▶ TASK DESCRIPTION: Locate the lines where "about" occurs and copy them as they stand.

▶ DATA FOR THIS TASK:
— start —

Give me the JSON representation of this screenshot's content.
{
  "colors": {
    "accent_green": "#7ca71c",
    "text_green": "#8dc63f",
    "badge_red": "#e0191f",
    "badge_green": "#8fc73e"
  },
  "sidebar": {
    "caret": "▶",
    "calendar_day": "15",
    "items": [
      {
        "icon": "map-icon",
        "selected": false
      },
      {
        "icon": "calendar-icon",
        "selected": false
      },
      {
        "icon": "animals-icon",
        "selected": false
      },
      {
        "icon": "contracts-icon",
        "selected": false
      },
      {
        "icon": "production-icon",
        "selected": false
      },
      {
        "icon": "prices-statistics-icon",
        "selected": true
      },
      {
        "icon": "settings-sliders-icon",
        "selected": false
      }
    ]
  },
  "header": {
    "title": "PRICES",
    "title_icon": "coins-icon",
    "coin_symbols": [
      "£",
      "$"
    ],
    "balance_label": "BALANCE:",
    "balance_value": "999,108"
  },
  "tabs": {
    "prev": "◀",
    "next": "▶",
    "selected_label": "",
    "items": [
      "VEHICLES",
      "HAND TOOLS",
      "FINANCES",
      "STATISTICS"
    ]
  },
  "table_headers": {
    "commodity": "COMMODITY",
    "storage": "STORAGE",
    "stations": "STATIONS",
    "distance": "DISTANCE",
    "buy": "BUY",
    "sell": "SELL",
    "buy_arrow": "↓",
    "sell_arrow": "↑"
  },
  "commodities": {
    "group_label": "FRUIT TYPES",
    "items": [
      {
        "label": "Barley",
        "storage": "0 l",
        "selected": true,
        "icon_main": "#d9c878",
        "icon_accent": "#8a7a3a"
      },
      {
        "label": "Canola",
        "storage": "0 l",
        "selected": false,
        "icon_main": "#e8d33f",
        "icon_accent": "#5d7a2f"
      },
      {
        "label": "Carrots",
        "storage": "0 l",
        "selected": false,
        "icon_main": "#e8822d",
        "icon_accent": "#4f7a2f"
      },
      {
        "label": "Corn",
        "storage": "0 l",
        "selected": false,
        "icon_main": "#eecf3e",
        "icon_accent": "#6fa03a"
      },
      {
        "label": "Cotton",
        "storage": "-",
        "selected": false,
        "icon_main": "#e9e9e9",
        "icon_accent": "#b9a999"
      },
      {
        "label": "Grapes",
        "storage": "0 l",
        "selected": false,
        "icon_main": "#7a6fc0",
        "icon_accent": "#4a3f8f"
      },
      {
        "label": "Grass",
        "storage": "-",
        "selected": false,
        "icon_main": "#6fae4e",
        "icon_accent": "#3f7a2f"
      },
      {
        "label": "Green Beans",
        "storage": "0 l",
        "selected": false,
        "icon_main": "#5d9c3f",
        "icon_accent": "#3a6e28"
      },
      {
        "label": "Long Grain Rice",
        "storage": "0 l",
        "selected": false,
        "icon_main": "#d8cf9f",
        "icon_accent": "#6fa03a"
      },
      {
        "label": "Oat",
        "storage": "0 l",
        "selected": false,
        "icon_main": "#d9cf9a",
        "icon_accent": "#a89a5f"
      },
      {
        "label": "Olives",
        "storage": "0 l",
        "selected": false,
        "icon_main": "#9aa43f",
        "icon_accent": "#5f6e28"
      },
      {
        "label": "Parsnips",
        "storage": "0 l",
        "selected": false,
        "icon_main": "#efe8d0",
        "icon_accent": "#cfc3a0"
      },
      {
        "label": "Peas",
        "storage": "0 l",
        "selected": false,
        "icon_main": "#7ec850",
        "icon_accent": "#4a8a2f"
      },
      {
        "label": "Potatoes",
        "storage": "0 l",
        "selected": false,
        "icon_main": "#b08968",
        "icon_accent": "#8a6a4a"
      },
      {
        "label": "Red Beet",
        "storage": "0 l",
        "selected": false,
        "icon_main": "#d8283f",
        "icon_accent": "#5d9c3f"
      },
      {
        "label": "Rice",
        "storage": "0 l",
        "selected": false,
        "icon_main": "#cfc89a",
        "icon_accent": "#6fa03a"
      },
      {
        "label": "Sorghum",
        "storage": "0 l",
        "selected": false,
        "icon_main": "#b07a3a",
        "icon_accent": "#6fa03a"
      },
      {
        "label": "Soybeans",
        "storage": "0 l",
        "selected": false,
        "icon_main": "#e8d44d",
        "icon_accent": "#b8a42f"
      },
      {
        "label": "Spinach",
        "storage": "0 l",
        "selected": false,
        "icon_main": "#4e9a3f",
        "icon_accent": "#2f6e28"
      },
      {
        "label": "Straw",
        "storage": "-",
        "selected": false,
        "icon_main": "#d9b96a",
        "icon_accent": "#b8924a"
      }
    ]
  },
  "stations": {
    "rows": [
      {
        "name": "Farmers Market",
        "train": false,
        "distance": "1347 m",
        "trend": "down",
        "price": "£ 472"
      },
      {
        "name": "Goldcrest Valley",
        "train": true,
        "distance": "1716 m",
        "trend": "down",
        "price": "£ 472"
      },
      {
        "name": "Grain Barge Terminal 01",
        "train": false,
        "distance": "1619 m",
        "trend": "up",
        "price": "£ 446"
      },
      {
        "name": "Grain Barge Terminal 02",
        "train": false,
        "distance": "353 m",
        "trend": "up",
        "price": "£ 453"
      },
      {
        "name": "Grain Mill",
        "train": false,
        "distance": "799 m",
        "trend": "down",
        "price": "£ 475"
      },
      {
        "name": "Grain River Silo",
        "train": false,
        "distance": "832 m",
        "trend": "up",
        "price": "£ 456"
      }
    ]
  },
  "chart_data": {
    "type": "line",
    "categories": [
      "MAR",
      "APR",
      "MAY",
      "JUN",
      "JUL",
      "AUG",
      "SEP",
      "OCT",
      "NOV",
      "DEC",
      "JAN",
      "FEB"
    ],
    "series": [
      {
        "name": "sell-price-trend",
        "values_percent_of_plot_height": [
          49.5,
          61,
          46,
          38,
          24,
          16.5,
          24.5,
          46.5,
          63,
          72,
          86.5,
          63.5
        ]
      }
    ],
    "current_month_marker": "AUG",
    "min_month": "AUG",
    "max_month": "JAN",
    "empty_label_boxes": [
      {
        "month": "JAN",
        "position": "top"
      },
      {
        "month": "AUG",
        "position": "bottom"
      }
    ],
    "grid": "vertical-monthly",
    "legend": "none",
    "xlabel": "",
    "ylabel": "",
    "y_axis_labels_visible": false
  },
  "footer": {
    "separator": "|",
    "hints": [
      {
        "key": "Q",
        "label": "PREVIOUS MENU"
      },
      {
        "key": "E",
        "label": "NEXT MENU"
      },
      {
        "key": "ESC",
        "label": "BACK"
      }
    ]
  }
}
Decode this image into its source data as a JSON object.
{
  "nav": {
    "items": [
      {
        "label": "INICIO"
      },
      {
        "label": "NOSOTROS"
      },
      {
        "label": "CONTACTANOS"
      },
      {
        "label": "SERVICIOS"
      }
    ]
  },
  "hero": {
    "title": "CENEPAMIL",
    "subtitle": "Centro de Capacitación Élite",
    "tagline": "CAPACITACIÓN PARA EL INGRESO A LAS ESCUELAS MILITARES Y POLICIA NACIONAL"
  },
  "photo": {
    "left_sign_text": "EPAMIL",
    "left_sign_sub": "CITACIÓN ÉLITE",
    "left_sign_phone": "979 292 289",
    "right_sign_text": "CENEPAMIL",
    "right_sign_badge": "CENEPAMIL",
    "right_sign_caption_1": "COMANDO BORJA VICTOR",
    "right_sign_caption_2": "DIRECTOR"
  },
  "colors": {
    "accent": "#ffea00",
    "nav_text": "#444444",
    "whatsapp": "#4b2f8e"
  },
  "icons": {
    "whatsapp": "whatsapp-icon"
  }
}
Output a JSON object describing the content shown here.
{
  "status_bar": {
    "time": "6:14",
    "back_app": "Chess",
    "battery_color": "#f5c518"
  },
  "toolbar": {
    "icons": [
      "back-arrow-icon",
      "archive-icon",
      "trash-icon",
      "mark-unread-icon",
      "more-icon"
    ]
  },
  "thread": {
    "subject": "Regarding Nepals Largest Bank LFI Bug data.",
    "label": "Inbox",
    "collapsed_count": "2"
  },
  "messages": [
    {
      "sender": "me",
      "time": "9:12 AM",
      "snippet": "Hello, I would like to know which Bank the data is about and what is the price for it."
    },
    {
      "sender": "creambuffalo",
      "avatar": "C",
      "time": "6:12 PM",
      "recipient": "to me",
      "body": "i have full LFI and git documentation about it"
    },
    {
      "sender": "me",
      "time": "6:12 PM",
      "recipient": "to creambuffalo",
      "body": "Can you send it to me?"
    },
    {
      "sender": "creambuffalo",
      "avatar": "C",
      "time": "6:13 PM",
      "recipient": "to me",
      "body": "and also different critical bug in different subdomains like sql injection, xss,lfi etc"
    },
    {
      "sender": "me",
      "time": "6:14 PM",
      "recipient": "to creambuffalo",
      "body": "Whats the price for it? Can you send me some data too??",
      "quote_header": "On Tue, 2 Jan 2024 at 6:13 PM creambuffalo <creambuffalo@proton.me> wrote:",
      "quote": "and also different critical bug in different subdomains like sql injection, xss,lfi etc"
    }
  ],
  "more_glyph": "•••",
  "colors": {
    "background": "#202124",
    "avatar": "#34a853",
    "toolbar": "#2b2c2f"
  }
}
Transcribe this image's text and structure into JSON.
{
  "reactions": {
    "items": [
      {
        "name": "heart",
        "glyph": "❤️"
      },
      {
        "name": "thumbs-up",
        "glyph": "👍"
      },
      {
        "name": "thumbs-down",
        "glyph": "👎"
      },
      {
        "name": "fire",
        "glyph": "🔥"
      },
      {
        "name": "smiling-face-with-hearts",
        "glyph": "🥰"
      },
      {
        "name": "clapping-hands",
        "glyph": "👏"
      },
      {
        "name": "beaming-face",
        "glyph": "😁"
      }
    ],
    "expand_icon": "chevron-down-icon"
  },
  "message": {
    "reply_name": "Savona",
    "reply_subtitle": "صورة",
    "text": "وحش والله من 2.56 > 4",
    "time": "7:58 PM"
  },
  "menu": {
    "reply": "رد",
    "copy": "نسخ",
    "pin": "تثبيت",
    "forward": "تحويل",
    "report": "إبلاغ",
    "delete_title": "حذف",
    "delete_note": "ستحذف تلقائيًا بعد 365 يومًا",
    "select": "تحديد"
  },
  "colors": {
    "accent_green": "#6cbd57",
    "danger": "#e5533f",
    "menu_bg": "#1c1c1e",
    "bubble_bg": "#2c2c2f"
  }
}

— end —

▶ RESULT:
      "snippet": "Hello, I would like to know which Bank the data is about and what is the price for it."
      "body": "i have full LFI and git documentation about it"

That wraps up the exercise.